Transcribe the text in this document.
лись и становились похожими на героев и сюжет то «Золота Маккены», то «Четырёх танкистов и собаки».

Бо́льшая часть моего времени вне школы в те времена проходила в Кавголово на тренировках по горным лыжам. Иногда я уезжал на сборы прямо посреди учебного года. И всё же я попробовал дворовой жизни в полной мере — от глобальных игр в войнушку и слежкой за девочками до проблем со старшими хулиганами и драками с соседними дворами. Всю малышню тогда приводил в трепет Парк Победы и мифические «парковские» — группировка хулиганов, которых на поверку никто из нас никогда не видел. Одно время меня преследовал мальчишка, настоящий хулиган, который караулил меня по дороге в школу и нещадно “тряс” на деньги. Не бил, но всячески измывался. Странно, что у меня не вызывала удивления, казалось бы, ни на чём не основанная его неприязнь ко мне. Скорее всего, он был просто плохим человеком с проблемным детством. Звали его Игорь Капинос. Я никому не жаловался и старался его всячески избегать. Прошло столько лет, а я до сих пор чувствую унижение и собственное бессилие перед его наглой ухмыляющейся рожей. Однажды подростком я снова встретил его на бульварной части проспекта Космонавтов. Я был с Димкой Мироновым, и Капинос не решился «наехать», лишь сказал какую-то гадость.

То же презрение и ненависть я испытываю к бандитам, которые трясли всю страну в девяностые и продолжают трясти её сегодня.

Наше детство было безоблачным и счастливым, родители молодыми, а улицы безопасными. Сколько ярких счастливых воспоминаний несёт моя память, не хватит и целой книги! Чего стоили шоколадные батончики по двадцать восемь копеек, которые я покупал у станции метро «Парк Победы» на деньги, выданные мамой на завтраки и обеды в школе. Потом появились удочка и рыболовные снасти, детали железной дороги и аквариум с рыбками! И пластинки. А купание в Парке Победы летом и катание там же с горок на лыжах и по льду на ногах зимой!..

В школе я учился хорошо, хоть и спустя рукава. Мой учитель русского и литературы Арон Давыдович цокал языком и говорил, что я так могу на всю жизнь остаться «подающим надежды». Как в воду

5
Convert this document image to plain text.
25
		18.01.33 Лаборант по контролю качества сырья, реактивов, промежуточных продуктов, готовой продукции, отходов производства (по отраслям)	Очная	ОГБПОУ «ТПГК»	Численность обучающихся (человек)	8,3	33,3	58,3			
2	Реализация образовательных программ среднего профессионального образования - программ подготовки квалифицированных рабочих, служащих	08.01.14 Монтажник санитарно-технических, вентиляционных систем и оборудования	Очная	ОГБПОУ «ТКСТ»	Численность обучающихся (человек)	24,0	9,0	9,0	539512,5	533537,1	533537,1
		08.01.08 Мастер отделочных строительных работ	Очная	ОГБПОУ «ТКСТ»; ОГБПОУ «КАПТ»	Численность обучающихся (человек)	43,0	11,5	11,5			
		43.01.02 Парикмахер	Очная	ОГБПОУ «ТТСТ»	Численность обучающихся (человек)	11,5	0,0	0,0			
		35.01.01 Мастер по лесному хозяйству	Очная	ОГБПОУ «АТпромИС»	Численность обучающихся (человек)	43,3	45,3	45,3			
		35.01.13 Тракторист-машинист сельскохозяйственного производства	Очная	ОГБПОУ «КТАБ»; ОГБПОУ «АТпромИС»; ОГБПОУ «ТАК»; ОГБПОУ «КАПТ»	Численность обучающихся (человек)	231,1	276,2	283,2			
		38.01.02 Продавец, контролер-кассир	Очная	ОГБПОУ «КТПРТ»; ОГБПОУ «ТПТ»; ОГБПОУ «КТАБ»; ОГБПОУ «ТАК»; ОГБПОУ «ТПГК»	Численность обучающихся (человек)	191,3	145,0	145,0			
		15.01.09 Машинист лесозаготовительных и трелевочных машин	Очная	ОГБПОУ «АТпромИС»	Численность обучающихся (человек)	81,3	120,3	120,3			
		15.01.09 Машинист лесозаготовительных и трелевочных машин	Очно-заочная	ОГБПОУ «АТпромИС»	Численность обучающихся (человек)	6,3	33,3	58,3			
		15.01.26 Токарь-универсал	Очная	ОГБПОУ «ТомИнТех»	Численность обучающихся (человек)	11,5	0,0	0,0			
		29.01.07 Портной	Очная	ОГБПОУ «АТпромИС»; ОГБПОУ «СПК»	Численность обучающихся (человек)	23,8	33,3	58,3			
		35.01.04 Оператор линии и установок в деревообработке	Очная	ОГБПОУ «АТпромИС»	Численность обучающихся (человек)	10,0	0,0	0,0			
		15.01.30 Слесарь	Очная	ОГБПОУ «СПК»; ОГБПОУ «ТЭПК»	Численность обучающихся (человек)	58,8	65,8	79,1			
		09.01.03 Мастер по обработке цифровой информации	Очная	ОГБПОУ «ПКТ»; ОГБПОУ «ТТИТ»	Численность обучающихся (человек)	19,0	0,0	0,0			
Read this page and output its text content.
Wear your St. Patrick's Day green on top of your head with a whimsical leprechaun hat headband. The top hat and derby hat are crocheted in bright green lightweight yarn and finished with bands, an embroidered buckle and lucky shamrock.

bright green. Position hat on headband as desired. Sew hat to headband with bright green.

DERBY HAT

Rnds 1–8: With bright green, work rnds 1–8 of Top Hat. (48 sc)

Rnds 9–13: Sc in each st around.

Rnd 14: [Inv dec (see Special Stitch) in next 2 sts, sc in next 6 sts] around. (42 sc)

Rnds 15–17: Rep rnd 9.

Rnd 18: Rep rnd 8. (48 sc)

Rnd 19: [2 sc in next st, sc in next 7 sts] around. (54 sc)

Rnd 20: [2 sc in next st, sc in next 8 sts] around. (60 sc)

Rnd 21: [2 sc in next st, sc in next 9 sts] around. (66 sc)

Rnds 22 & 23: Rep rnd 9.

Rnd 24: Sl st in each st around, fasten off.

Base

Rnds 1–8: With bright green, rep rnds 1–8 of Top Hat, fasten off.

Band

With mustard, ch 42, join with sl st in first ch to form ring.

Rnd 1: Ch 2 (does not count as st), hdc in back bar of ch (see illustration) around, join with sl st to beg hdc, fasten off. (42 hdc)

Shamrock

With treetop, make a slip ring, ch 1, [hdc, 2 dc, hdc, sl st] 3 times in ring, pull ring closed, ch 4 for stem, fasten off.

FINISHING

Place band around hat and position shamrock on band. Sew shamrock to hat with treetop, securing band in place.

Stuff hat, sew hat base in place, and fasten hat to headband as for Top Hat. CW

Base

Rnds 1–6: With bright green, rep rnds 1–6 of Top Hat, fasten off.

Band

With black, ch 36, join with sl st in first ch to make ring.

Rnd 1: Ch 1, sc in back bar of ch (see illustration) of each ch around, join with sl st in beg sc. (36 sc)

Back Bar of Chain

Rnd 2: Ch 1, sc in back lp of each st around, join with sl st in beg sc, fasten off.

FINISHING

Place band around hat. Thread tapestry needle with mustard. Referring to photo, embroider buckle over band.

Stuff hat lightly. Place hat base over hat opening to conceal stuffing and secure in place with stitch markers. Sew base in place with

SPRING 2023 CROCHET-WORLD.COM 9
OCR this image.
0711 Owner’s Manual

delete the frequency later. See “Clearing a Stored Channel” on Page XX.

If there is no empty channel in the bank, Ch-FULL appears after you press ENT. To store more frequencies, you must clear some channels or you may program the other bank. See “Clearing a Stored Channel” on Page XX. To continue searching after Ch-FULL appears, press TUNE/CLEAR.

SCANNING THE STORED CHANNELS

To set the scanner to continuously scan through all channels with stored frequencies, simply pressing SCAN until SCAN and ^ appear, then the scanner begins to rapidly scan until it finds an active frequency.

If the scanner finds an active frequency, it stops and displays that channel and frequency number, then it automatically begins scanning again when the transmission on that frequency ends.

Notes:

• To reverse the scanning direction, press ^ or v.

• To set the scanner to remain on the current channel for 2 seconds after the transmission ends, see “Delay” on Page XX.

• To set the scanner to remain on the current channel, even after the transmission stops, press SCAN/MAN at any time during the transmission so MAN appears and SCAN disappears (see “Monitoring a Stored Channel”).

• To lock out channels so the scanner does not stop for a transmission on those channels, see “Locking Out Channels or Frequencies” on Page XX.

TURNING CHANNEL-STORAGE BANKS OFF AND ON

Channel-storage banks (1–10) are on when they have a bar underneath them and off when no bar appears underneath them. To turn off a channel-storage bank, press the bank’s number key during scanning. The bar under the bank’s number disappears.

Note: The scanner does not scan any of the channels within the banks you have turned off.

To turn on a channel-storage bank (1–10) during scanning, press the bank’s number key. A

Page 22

== == ==

## [PROBLEM DESCRIPTION]
State only how many lines in the material include "производства".

## [RESPONSE TO THIS EXERCISE]
2